Requirement =>
Copy each line of the entries that contains the word "Capital".

—————

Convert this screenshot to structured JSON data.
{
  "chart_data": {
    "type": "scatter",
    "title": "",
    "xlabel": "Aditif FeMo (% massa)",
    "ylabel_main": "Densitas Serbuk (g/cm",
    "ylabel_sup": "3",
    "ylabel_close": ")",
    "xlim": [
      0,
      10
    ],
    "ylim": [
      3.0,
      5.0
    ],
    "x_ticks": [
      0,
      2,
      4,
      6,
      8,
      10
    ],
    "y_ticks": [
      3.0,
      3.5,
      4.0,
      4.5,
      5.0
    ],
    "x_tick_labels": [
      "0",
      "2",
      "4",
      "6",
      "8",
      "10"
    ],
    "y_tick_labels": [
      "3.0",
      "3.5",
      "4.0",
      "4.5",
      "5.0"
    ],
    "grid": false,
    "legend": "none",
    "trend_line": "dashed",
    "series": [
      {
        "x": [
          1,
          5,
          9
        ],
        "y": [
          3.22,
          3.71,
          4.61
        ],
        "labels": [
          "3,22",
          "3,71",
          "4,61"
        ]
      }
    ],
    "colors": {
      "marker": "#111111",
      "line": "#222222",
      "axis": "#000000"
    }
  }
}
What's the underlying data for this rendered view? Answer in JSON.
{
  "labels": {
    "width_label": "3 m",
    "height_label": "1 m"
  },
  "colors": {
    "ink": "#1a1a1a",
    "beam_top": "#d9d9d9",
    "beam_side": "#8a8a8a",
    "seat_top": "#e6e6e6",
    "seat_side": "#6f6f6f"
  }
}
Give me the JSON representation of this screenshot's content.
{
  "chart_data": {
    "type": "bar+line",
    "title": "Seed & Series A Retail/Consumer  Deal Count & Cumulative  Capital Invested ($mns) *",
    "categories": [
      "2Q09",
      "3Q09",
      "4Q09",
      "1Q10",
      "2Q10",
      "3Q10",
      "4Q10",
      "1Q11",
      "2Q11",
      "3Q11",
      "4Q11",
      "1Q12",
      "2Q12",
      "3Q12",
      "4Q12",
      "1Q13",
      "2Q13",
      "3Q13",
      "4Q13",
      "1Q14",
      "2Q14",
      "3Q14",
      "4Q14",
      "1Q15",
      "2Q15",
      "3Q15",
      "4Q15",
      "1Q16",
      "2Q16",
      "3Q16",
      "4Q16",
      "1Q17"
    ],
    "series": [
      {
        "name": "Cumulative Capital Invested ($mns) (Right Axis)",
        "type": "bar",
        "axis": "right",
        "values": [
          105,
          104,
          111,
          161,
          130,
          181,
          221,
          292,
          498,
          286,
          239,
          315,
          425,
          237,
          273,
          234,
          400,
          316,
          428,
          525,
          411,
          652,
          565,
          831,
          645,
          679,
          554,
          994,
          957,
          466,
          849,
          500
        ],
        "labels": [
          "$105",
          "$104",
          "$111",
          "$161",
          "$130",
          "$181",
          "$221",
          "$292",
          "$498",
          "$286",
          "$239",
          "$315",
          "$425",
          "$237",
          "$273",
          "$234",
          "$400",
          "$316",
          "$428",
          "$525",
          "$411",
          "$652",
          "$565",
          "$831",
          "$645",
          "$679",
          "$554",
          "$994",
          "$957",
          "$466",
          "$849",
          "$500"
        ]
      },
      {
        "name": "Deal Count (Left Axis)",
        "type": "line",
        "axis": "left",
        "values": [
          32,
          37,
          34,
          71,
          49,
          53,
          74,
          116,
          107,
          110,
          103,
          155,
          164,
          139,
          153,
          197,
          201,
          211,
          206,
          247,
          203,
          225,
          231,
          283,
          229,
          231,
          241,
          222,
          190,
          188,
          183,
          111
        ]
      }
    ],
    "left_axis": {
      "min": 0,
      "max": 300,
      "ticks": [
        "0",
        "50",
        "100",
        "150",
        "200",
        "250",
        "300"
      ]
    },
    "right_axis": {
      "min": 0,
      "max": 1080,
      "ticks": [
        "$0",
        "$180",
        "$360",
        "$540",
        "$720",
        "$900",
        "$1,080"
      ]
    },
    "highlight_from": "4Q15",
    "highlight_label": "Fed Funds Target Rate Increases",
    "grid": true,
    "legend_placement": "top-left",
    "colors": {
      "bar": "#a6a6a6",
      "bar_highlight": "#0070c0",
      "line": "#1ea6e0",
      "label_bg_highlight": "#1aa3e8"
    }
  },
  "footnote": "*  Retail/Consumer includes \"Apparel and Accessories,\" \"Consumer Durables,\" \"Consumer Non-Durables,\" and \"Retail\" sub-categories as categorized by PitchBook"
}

—————

Solution to this task =>
    "title": "Seed & Series A Retail/Consumer  Deal Count & Cumulative  Capital Invested ($mns) *",
        "name": "Cumulative Capital Invested ($mns) (Right Axis)",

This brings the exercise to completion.